**REQUIREMENTS:**
Search the material for the word "content" and report each line where it turns up.

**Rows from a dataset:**
###

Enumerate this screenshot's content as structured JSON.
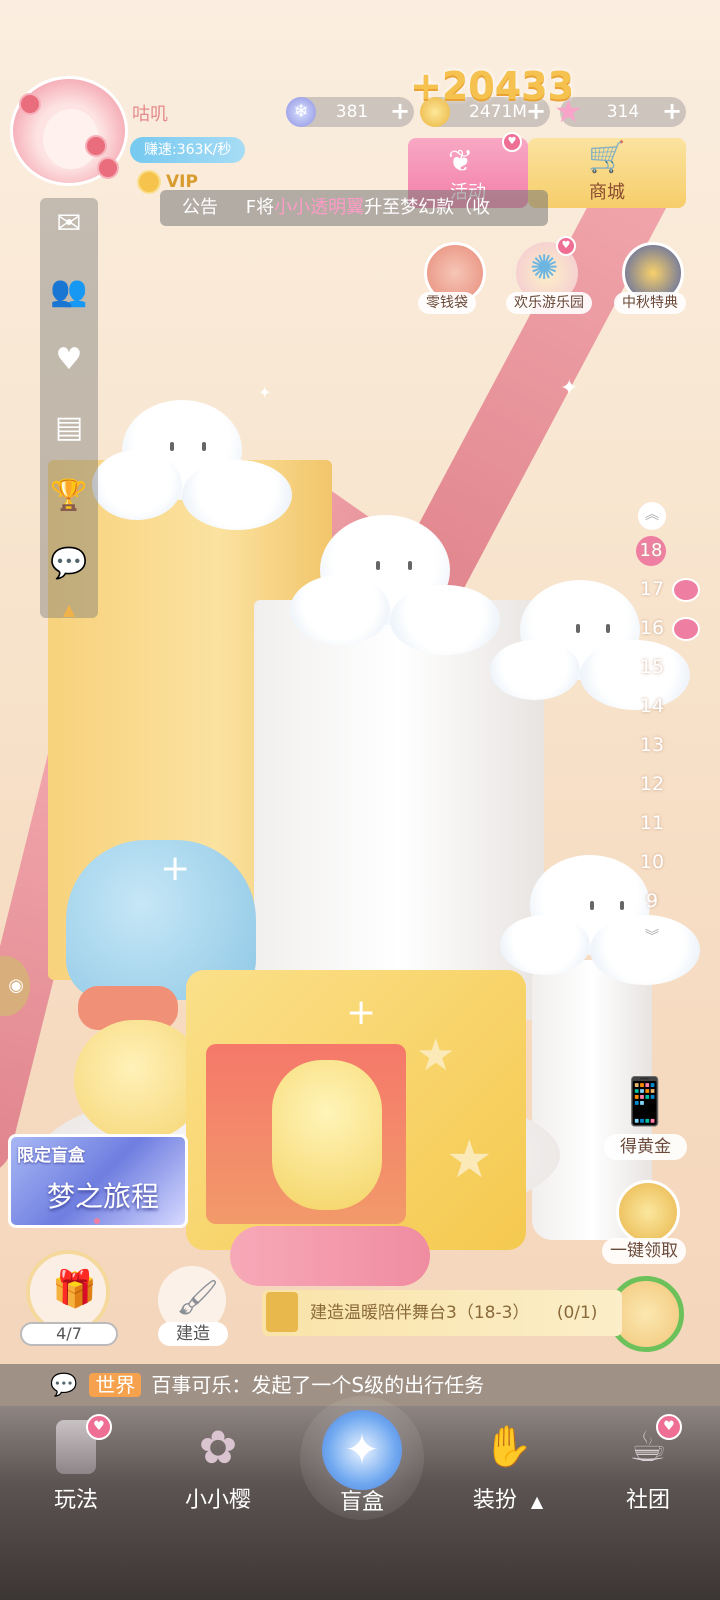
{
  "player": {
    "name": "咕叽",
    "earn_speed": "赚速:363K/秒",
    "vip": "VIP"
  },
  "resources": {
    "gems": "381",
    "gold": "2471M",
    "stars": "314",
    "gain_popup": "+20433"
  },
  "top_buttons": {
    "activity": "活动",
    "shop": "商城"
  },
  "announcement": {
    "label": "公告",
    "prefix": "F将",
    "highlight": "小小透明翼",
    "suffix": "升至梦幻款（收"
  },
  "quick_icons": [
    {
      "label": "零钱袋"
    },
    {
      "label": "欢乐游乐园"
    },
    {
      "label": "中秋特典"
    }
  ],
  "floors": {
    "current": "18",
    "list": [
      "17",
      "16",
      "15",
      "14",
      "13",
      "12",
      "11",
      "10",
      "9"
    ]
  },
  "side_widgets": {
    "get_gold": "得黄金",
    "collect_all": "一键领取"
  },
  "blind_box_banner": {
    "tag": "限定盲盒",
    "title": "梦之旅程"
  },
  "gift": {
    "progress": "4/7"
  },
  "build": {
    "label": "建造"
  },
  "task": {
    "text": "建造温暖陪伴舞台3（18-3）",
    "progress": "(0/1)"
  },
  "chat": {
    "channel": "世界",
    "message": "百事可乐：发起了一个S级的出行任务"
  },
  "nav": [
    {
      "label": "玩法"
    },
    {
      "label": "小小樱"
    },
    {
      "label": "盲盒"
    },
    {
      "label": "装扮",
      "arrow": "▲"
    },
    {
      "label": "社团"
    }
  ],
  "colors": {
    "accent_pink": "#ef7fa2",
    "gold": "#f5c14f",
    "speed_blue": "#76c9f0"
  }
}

###

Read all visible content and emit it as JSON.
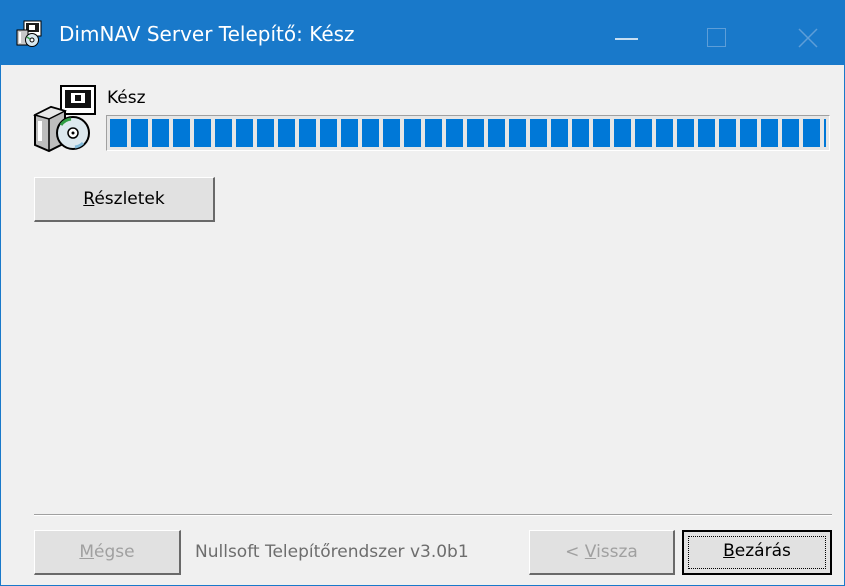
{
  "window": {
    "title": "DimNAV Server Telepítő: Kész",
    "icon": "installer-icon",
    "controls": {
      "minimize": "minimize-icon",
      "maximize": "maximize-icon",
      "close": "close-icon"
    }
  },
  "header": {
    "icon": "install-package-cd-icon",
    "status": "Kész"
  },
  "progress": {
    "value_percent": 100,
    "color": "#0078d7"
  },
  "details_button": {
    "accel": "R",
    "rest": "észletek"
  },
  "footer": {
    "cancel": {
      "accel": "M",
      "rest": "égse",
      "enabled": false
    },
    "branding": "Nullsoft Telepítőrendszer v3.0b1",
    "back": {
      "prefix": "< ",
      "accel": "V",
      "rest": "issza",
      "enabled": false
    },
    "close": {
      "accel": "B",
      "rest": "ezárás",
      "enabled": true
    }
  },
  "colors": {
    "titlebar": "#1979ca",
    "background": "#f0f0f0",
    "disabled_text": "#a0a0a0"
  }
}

###

**ANSWER IN FULL:**
Enumerate this screenshot's content as structured JSON.
Read all visible content and emit it as JSON.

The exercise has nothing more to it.